### Required task
Write out every line below that includes the word "limit".

═══

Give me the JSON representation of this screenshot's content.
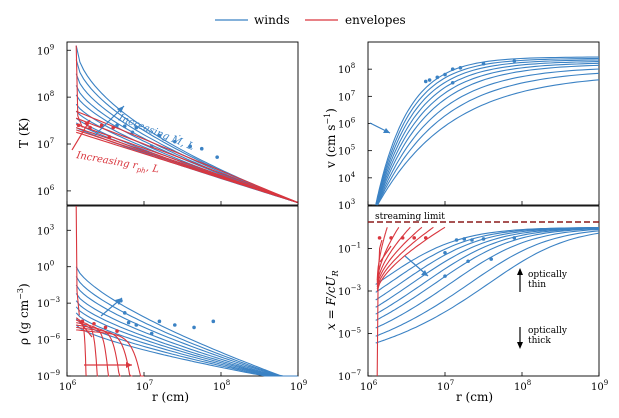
{
  "legend": {
    "winds": "winds",
    "envelopes": "envelopes",
    "winds_color": "#3b82c4",
    "envelopes_color": "#d9363e"
  },
  "chart_data": [
    {
      "panel": "top-left",
      "type": "line",
      "xlabel": "r (cm)",
      "ylabel": "T (K)",
      "xscale": "log",
      "yscale": "log",
      "xlim": [
        1000000.0,
        1000000000.0
      ],
      "ylim": [
        500000.0,
        1500000000.0
      ],
      "xticks": [
        "10^6",
        "10^7",
        "10^8",
        "10^9"
      ],
      "yticks": [
        "10^6",
        "10^7",
        "10^8",
        "10^9"
      ],
      "annotation_winds": "Increasing Ṁ, L",
      "annotation_envelopes": "Increasing r_ph, L"
    },
    {
      "panel": "top-right",
      "type": "line",
      "xlabel": "r (cm)",
      "ylabel": "v (cm s⁻¹)",
      "xscale": "log",
      "yscale": "log",
      "xlim": [
        1000000.0,
        1000000000.0
      ],
      "ylim": [
        1000.0,
        1000000000.0
      ],
      "xticks": [
        "10^6",
        "10^7",
        "10^8",
        "10^9"
      ],
      "yticks": [
        "10^3",
        "10^4",
        "10^5",
        "10^6",
        "10^7",
        "10^8"
      ]
    },
    {
      "panel": "bottom-left",
      "type": "line",
      "xlabel": "r (cm)",
      "ylabel": "ρ (g cm⁻³)",
      "xscale": "log",
      "yscale": "log",
      "xlim": [
        1000000.0,
        1000000000.0
      ],
      "ylim": [
        1e-09,
        100000.0
      ],
      "xticks": [
        "10^6",
        "10^7",
        "10^8",
        "10^9"
      ],
      "yticks": [
        "10^-9",
        "10^-6",
        "10^-3",
        "10^0",
        "10^3"
      ]
    },
    {
      "panel": "bottom-right",
      "type": "line",
      "xlabel": "r (cm)",
      "ylabel": "x = F/cU_R",
      "xscale": "log",
      "yscale": "log",
      "xlim": [
        1000000.0,
        1000000000.0
      ],
      "ylim": [
        1e-07,
        10.0
      ],
      "xticks": [
        "10^6",
        "10^7",
        "10^8",
        "10^9"
      ],
      "yticks": [
        "10^-7",
        "10^-5",
        "10^-3",
        "10^-1"
      ],
      "annotation_limit": "streaming limit",
      "annotation_thin_1": "optically",
      "annotation_thin_2": "thin",
      "annotation_thick_1": "optically",
      "annotation_thick_2": "thick"
    }
  ],
  "text": {
    "tl_ylabel": "T (K)",
    "tr_ylabel": "v (cm s",
    "bl_ylabel": "ρ (g cm",
    "br_ylabel": "x = F/cU",
    "xlabel_left": "r (cm)",
    "xlabel_right": "r (cm)",
    "wind_ann": "Increasing Ṁ, L",
    "env_ann": "Increasing r",
    "env_ann_sub": "ph",
    "env_ann_tail": ", L",
    "streaming": "streaming limit",
    "thin1": "optically",
    "thin2": "thin",
    "thick1": "optically",
    "thick2": "thick",
    "tick_1e6": "10",
    "tick_1e7": "10",
    "tick_1e8": "10",
    "tick_1e9": "10"
  }
}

═══

### Answer to the exercise
      "annotation_limit": "streaming limit",
    "streaming": "streaming limit",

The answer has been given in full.